> [Dataset listings of figures]
-------------------------

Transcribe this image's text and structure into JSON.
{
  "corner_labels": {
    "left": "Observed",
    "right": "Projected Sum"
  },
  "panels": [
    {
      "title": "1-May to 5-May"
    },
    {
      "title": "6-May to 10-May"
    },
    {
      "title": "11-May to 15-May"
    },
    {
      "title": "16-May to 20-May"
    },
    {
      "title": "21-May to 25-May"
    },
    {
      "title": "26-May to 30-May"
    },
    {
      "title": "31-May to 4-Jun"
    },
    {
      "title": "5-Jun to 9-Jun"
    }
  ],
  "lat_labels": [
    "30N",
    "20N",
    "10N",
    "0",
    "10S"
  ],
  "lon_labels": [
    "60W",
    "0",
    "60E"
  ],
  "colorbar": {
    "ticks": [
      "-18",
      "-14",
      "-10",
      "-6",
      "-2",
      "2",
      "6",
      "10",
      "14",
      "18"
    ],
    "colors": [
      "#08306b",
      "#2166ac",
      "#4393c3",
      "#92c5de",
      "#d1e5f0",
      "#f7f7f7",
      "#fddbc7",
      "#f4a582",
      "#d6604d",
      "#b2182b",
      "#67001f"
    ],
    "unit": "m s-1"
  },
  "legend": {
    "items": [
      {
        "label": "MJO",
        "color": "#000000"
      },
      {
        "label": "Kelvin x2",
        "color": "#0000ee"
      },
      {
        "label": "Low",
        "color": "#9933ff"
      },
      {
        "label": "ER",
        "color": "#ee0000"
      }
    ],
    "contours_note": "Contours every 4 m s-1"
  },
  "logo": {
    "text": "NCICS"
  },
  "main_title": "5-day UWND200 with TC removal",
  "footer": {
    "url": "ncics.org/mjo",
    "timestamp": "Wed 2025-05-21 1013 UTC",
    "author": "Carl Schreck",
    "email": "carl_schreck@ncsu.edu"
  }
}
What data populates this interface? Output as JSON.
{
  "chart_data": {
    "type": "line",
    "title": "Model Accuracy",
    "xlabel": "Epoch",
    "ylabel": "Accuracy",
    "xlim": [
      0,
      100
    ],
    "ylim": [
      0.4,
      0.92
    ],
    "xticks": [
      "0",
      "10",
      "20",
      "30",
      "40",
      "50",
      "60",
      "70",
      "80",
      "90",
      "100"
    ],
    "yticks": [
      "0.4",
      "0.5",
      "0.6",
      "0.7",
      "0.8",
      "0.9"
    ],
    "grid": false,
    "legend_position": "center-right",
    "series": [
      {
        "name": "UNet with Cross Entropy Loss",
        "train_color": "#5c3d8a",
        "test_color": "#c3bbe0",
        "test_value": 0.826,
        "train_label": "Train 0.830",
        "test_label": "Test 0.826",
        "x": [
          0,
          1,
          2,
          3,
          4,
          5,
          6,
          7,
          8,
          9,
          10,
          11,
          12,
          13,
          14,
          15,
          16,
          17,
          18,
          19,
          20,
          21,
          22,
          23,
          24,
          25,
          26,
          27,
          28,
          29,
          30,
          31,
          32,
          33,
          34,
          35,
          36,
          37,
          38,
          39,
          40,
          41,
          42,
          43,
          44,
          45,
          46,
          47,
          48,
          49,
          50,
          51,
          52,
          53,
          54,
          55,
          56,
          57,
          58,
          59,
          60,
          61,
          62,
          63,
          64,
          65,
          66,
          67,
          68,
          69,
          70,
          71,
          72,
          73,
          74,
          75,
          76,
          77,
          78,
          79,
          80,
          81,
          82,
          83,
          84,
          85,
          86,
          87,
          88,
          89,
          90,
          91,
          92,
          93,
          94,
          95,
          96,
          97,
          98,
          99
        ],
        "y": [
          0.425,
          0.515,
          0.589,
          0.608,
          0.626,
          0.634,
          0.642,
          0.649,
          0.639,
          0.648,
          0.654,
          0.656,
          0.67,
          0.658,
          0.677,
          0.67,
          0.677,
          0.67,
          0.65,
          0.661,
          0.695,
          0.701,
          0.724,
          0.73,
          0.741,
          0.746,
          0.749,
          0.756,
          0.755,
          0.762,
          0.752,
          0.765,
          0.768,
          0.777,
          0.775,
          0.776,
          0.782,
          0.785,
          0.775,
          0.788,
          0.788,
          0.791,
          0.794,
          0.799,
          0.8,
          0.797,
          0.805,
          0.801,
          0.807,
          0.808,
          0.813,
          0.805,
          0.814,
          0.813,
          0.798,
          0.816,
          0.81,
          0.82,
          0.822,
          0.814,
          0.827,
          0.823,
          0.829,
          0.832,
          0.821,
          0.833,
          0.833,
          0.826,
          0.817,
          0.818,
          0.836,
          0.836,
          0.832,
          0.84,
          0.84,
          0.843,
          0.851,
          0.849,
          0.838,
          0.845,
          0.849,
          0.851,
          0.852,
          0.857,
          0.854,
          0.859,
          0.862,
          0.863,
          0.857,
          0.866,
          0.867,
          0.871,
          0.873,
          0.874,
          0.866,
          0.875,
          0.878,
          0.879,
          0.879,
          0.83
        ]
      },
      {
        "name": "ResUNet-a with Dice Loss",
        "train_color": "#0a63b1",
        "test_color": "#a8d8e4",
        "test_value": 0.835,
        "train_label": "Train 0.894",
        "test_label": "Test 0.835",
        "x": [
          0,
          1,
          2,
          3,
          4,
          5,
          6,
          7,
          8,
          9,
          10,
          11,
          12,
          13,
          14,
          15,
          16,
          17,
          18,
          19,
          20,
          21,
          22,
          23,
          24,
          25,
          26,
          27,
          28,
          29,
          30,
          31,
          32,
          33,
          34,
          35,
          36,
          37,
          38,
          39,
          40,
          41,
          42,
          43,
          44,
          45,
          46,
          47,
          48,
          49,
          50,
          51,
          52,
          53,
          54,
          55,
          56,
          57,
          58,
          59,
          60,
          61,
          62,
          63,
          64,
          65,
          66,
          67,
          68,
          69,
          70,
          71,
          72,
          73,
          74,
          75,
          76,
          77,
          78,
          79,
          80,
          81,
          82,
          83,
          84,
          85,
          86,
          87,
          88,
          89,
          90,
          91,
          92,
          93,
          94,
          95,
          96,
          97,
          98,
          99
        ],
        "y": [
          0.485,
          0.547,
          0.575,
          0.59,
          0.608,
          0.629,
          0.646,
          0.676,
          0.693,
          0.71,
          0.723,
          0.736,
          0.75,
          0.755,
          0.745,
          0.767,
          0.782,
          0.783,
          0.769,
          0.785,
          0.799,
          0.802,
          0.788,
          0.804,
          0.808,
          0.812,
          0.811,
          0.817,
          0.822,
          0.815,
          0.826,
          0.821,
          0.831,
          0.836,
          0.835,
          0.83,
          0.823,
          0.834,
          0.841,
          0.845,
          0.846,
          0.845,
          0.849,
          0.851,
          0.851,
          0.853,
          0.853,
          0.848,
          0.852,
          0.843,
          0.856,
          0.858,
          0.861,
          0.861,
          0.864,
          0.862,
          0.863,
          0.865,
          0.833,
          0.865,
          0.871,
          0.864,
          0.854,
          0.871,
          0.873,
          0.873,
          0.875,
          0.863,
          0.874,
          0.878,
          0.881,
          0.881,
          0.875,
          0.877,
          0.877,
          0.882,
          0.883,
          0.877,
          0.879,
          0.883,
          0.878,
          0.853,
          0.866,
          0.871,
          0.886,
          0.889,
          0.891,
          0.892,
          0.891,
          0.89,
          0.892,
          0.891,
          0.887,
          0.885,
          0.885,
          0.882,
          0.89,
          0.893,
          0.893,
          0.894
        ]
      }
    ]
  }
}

-------------------------

> [Challenge]
Take the entries above and transcribe them exactly.

> [The answer]
Transcribe this image's text and structure into JSON.
{
  "corner_labels": {
    "left": "Observed",
    "right": "Projected Sum"
  },
  "panels": [
    {
      "title": "1-May to 5-May"
    },
    {
      "title": "6-May to 10-May"
    },
    {
      "title": "11-May to 15-May"
    },
    {
      "title": "16-May to 20-May"
    },
    {
      "title": "21-May to 25-May"
    },
    {
      "title": "26-May to 30-May"
    },
    {
      "title": "31-May to 4-Jun"
    },
    {
      "title": "5-Jun to 9-Jun"
    }
  ],
  "lat_labels": [
    "30N",
    "20N",
    "10N",
    "0",
    "10S"
  ],
  "lon_labels": [
    "60W",
    "0",
    "60E"
  ],
  "colorbar": {
    "ticks": [
      "-18",
      "-14",
      "-10",
      "-6",
      "-2",
      "2",
      "6",
      "10",
      "14",
      "18"
    ],
    "colors": [
      "#08306b",
      "#2166ac",
      "#4393c3",
      "#92c5de",
      "#d1e5f0",
      "#f7f7f7",
      "#fddbc7",
      "#f4a582",
      "#d6604d",
      "#b2182b",
      "#67001f"
    ],
    "unit": "m s-1"
  },
  "legend": {
    "items": [
      {
        "label": "MJO",
        "color": "#000000"
      },
      {
        "label": "Kelvin x2",
        "color": "#0000ee"
      },
      {
        "label": "Low",
        "color": "#9933ff"
      },
      {
        "label": "ER",
        "color": "#ee0000"
      }
    ],
    "contours_note": "Contours every 4 m s-1"
  },
  "logo": {
    "text": "NCICS"
  },
  "main_title": "5-day UWND200 with TC removal",
  "footer": {
    "url": "ncics.org/mjo",
    "timestamp": "Wed 2025-05-21 1013 UTC",
    "author": "Carl Schreck",
    "email": "carl_schreck@ncsu.edu"
  }
}
What data populates this interface? Output as JSON.
{
  "chart_data": {
    "type": "line",
    "title": "Model Accuracy",
    "xlabel": "Epoch",
    "ylabel": "Accuracy",
    "xlim": [
      0,
      100
    ],
    "ylim": [
      0.4,
      0.92
    ],
    "xticks": [
      "0",
      "10",
      "20",
      "30",
      "40",
      "50",
      "60",
      "70",
      "80",
      "90",
      "100"
    ],
    "yticks": [
      "0.4",
      "0.5",
      "0.6",
      "0.7",
      "0.8",
      "0.9"
    ],
    "grid": false,
    "legend_position": "center-right",
    "series": [
      {
        "name": "UNet with Cross Entropy Loss",
        "train_color": "#5c3d8a",
        "test_color": "#c3bbe0",
        "test_value": 0.826,
        "train_label": "Train 0.830",
        "test_label": "Test 0.826",
        "x": [
          0,
          1,
          2,
          3,
          4,
          5,
          6,
          7,
          8,
          9,
          10,
          11,
          12,
          13,
          14,
          15,
          16,
          17,
          18,
          19,
          20,
          21,
          22,
          23,
          24,
          25,
          26,
          27,
          28,
          29,
          30,
          31,
          32,
          33,
          34,
          35,
          36,
          37,
          38,
          39,
          40,
          41,
          42,
          43,
          44,
          45,
          46,
          47,
          48,
          49,
          50,
          51,
          52,
          53,
          54,
          55,
          56,
          57,
          58,
          59,
          60,
          61,
          62,
          63,
          64,
          65,
          66,
          67,
          68,
          69,
          70,
          71,
          72,
          73,
          74,
          75,
          76,
          77,
          78,
          79,
          80,
          81,
          82,
          83,
          84,
          85,
          86,
          87,
          88,
          89,
          90,
          91,
          92,
          93,
          94,
          95,
          96,
          97,
          98,
          99
        ],
        "y": [
          0.425,
          0.515,
          0.589,
          0.608,
          0.626,
          0.634,
          0.642,
          0.649,
          0.639,
          0.648,
          0.654,
          0.656,
          0.67,
          0.658,
          0.677,
          0.67,
          0.677,
          0.67,
          0.65,
          0.661,
          0.695,
          0.701,
          0.724,
          0.73,
          0.741,
          0.746,
          0.749,
          0.756,
          0.755,
          0.762,
          0.752,
          0.765,
          0.768,
          0.777,
          0.775,
          0.776,
          0.782,
          0.785,
          0.775,
          0.788,
          0.788,
          0.791,
          0.794,
          0.799,
          0.8,
          0.797,
          0.805,
          0.801,
          0.807,
          0.808,
          0.813,
          0.805,
          0.814,
          0.813,
          0.798,
          0.816,
          0.81,
          0.82,
          0.822,
          0.814,
          0.827,
          0.823,
          0.829,
          0.832,
          0.821,
          0.833,
          0.833,
          0.826,
          0.817,
          0.818,
          0.836,
          0.836,
          0.832,
          0.84,
          0.84,
          0.843,
          0.851,
          0.849,
          0.838,
          0.845,
          0.849,
          0.851,
          0.852,
          0.857,
          0.854,
          0.859,
          0.862,
          0.863,
          0.857,
          0.866,
          0.867,
          0.871,
          0.873,
          0.874,
          0.866,
          0.875,
          0.878,
          0.879,
          0.879,
          0.83
        ]
      },
      {
        "name": "ResUNet-a with Dice Loss",
        "train_color": "#0a63b1",
        "test_color": "#a8d8e4",
        "test_value": 0.835,
        "train_label": "Train 0.894",
        "test_label": "Test 0.835",
        "x": [
          0,
          1,
          2,
          3,
          4,
          5,
          6,
          7,
          8,
          9,
          10,
          11,
          12,
          13,
          14,
          15,
          16,
          17,
          18,
          19,
          20,
          21,
          22,
          23,
          24,
          25,
          26,
          27,
          28,
          29,
          30,
          31,
          32,
          33,
          34,
          35,
          36,
          37,
          38,
          39,
          40,
          41,
          42,
          43,
          44,
          45,
          46,
          47,
          48,
          49,
          50,
          51,
          52,
          53,
          54,
          55,
          56,
          57,
          58,
          59,
          60,
          61,
          62,
          63,
          64,
          65,
          66,
          67,
          68,
          69,
          70,
          71,
          72,
          73,
          74,
          75,
          76,
          77,
          78,
          79,
          80,
          81,
          82,
          83,
          84,
          85,
          86,
          87,
          88,
          89,
          90,
          91,
          92,
          93,
          94,
          95,
          96,
          97,
          98,
          99
        ],
        "y": [
          0.485,
          0.547,
          0.575,
          0.59,
          0.608,
          0.629,
          0.646,
          0.676,
          0.693,
          0.71,
          0.723,
          0.736,
          0.75,
          0.755,
          0.745,
          0.767,
          0.782,
          0.783,
          0.769,
          0.785,
          0.799,
          0.802,
          0.788,
          0.804,
          0.808,
          0.812,
          0.811,
          0.817,
          0.822,
          0.815,
          0.826,
          0.821,
          0.831,
          0.836,
          0.835,
          0.83,
          0.823,
          0.834,
          0.841,
          0.845,
          0.846,
          0.845,
          0.849,
          0.851,
          0.851,
          0.853,
          0.853,
          0.848,
          0.852,
          0.843,
          0.856,
          0.858,
          0.861,
          0.861,
          0.864,
          0.862,
          0.863,
          0.865,
          0.833,
          0.865,
          0.871,
          0.864,
          0.854,
          0.871,
          0.873,
          0.873,
          0.875,
          0.863,
          0.874,
          0.878,
          0.881,
          0.881,
          0.875,
          0.877,
          0.877,
          0.882,
          0.883,
          0.877,
          0.879,
          0.883,
          0.878,
          0.853,
          0.866,
          0.871,
          0.886,
          0.889,
          0.891,
          0.892,
          0.891,
          0.89,
          0.892,
          0.891,
          0.887,
          0.885,
          0.885,
          0.882,
          0.89,
          0.893,
          0.893,
          0.894
        ]
      }
    ]
  }
}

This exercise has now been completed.